# Start of INFORMATION PROVIDED
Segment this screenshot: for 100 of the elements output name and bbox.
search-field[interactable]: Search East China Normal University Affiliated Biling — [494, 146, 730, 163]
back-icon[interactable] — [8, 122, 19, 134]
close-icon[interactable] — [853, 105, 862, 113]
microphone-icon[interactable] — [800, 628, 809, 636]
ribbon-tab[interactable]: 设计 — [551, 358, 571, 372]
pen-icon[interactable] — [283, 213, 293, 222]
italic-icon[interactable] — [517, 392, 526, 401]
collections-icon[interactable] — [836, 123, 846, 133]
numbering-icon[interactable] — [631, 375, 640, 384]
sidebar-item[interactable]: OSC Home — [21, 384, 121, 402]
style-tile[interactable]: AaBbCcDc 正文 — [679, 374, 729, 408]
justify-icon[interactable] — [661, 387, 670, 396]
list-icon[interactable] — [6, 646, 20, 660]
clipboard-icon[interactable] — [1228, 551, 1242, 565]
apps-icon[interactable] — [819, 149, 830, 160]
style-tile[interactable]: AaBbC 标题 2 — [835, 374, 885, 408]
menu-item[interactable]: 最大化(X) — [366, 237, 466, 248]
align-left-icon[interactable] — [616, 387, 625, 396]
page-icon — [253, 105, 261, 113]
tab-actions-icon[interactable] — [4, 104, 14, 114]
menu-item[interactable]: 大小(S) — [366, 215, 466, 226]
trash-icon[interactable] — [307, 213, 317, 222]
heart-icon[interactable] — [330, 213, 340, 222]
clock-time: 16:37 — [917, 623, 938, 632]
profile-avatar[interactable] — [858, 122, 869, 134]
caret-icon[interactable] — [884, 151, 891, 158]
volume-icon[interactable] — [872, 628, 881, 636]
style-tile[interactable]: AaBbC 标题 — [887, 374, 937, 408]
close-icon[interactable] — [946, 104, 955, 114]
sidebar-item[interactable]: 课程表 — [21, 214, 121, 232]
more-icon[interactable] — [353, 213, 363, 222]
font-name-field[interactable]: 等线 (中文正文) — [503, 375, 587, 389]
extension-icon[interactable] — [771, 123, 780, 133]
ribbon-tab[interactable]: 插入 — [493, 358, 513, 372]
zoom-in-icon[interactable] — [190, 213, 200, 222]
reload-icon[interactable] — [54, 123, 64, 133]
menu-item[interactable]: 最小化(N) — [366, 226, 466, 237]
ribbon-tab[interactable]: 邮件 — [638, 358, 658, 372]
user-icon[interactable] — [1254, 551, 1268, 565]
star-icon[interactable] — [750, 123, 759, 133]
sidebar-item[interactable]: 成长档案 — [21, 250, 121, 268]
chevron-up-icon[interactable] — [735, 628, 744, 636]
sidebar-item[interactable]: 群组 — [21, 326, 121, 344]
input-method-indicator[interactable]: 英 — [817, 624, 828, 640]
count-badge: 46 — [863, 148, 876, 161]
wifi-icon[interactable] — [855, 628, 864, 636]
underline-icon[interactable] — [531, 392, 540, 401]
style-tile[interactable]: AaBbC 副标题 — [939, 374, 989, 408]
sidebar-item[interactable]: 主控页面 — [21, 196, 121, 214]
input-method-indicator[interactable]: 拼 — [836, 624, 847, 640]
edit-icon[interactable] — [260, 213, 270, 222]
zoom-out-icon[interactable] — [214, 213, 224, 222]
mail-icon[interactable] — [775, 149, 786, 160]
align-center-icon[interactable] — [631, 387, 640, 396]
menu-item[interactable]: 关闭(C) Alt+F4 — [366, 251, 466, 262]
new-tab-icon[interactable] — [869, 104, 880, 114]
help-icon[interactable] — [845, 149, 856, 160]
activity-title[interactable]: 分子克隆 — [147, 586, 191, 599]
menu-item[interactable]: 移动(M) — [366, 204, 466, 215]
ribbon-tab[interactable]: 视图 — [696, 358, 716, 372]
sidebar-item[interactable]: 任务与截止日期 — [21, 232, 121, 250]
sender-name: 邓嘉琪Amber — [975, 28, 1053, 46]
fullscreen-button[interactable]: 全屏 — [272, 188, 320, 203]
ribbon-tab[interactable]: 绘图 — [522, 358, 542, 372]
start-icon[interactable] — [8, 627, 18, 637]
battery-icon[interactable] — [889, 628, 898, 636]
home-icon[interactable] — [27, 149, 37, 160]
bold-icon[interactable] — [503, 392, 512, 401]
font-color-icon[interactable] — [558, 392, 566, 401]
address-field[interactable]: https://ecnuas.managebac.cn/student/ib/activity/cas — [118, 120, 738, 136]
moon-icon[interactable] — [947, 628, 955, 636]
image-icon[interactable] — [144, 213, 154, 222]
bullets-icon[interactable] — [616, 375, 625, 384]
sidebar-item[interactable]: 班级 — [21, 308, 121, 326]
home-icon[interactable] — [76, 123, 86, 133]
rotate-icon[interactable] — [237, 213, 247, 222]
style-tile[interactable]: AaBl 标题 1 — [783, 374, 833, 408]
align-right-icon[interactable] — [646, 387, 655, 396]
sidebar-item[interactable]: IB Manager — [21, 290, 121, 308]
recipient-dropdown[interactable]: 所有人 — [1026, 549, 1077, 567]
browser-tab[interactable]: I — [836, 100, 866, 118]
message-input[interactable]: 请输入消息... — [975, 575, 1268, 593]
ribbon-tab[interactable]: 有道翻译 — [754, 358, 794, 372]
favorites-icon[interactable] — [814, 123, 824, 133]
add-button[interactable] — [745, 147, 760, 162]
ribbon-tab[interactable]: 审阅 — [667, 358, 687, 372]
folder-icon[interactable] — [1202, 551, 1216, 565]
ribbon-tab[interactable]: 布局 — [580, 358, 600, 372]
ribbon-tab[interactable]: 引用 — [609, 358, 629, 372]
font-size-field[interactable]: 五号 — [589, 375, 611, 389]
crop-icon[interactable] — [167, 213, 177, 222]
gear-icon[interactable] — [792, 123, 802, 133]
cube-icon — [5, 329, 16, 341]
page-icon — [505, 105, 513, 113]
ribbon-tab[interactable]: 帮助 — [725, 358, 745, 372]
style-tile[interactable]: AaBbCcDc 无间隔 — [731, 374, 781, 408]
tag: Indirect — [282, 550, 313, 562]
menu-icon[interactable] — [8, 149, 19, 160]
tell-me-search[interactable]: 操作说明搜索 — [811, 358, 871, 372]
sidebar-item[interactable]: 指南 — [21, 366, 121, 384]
# End of INFORMATION PROVIDED
PROMPT =
Copy every one of the records above again, line for line, with no changes.

FINAL ANSWER =
Segment this screenshot: for 100 of the elements output name and bbox.
search-field[interactable]: Search East China Normal University Affiliated Biling — [494, 146, 730, 163]
back-icon[interactable] — [8, 122, 19, 134]
close-icon[interactable] — [853, 105, 862, 113]
microphone-icon[interactable] — [800, 628, 809, 636]
ribbon-tab[interactable]: 设计 — [551, 358, 571, 372]
pen-icon[interactable] — [283, 213, 293, 222]
italic-icon[interactable] — [517, 392, 526, 401]
collections-icon[interactable] — [836, 123, 846, 133]
numbering-icon[interactable] — [631, 375, 640, 384]
sidebar-item[interactable]: OSC Home — [21, 384, 121, 402]
style-tile[interactable]: AaBbCcDc 正文 — [679, 374, 729, 408]
justify-icon[interactable] — [661, 387, 670, 396]
list-icon[interactable] — [6, 646, 20, 660]
clipboard-icon[interactable] — [1228, 551, 1242, 565]
apps-icon[interactable] — [819, 149, 830, 160]
style-tile[interactable]: AaBbC 标题 2 — [835, 374, 885, 408]
menu-item[interactable]: 最大化(X) — [366, 237, 466, 248]
align-left-icon[interactable] — [616, 387, 625, 396]
page-icon — [253, 105, 261, 113]
tab-actions-icon[interactable] — [4, 104, 14, 114]
menu-item[interactable]: 大小(S) — [366, 215, 466, 226]
trash-icon[interactable] — [307, 213, 317, 222]
heart-icon[interactable] — [330, 213, 340, 222]
clock-time: 16:37 — [917, 623, 938, 632]
profile-avatar[interactable] — [858, 122, 869, 134]
caret-icon[interactable] — [884, 151, 891, 158]
volume-icon[interactable] — [872, 628, 881, 636]
style-tile[interactable]: AaBbC 标题 — [887, 374, 937, 408]
close-icon[interactable] — [946, 104, 955, 114]
sidebar-item[interactable]: 课程表 — [21, 214, 121, 232]
more-icon[interactable] — [353, 213, 363, 222]
font-name-field[interactable]: 等线 (中文正文) — [503, 375, 587, 389]
extension-icon[interactable] — [771, 123, 780, 133]
ribbon-tab[interactable]: 插入 — [493, 358, 513, 372]
zoom-in-icon[interactable] — [190, 213, 200, 222]
reload-icon[interactable] — [54, 123, 64, 133]
menu-item[interactable]: 最小化(N) — [366, 226, 466, 237]
ribbon-tab[interactable]: 邮件 — [638, 358, 658, 372]
user-icon[interactable] — [1254, 551, 1268, 565]
star-icon[interactable] — [750, 123, 759, 133]
sidebar-item[interactable]: 成长档案 — [21, 250, 121, 268]
chevron-up-icon[interactable] — [735, 628, 744, 636]
sidebar-item[interactable]: 群组 — [21, 326, 121, 344]
input-method-indicator[interactable]: 英 — [817, 624, 828, 640]
count-badge: 46 — [863, 148, 876, 161]
wifi-icon[interactable] — [855, 628, 864, 636]
underline-icon[interactable] — [531, 392, 540, 401]
style-tile[interactable]: AaBbC 副标题 — [939, 374, 989, 408]
sidebar-item[interactable]: 主控页面 — [21, 196, 121, 214]
input-method-indicator[interactable]: 拼 — [836, 624, 847, 640]
edit-icon[interactable] — [260, 213, 270, 222]
zoom-out-icon[interactable] — [214, 213, 224, 222]
mail-icon[interactable] — [775, 149, 786, 160]
align-center-icon[interactable] — [631, 387, 640, 396]
menu-item[interactable]: 关闭(C) Alt+F4 — [366, 251, 466, 262]
new-tab-icon[interactable] — [869, 104, 880, 114]
help-icon[interactable] — [845, 149, 856, 160]
activity-title[interactable]: 分子克隆 — [147, 586, 191, 599]
menu-item[interactable]: 移动(M) — [366, 204, 466, 215]
ribbon-tab[interactable]: 视图 — [696, 358, 716, 372]
sidebar-item[interactable]: 任务与截止日期 — [21, 232, 121, 250]
sender-name: 邓嘉琪Amber — [975, 28, 1053, 46]
fullscreen-button[interactable]: 全屏 — [272, 188, 320, 203]
ribbon-tab[interactable]: 绘图 — [522, 358, 542, 372]
start-icon[interactable] — [8, 627, 18, 637]
battery-icon[interactable] — [889, 628, 898, 636]
home-icon[interactable] — [27, 149, 37, 160]
bold-icon[interactable] — [503, 392, 512, 401]
font-color-icon[interactable] — [558, 392, 566, 401]
address-field[interactable]: https://ecnuas.managebac.cn/student/ib/activity/cas — [118, 120, 738, 136]
moon-icon[interactable] — [947, 628, 955, 636]
image-icon[interactable] — [144, 213, 154, 222]
bullets-icon[interactable] — [616, 375, 625, 384]
sidebar-item[interactable]: 班级 — [21, 308, 121, 326]
home-icon[interactable] — [76, 123, 86, 133]
rotate-icon[interactable] — [237, 213, 247, 222]
style-tile[interactable]: AaBl 标题 1 — [783, 374, 833, 408]
align-right-icon[interactable] — [646, 387, 655, 396]
sidebar-item[interactable]: IB Manager — [21, 290, 121, 308]
recipient-dropdown[interactable]: 所有人 — [1026, 549, 1077, 567]
browser-tab[interactable]: I — [836, 100, 866, 118]
message-input[interactable]: 请输入消息... — [975, 575, 1268, 593]
ribbon-tab[interactable]: 有道翻译 — [754, 358, 794, 372]
favorites-icon[interactable] — [814, 123, 824, 133]
add-button[interactable] — [745, 147, 760, 162]
ribbon-tab[interactable]: 审阅 — [667, 358, 687, 372]
folder-icon[interactable] — [1202, 551, 1216, 565]
ribbon-tab[interactable]: 布局 — [580, 358, 600, 372]
ribbon-tab[interactable]: 引用 — [609, 358, 629, 372]
font-size-field[interactable]: 五号 — [589, 375, 611, 389]
crop-icon[interactable] — [167, 213, 177, 222]
gear-icon[interactable] — [792, 123, 802, 133]
cube-icon — [5, 329, 16, 341]
page-icon — [505, 105, 513, 113]
ribbon-tab[interactable]: 帮助 — [725, 358, 745, 372]
style-tile[interactable]: AaBbCcDc 无间隔 — [731, 374, 781, 408]
tag: Indirect — [282, 550, 313, 562]
menu-icon[interactable] — [8, 149, 19, 160]
tell-me-search[interactable]: 操作说明搜索 — [811, 358, 871, 372]
sidebar-item[interactable]: 指南 — [21, 366, 121, 384]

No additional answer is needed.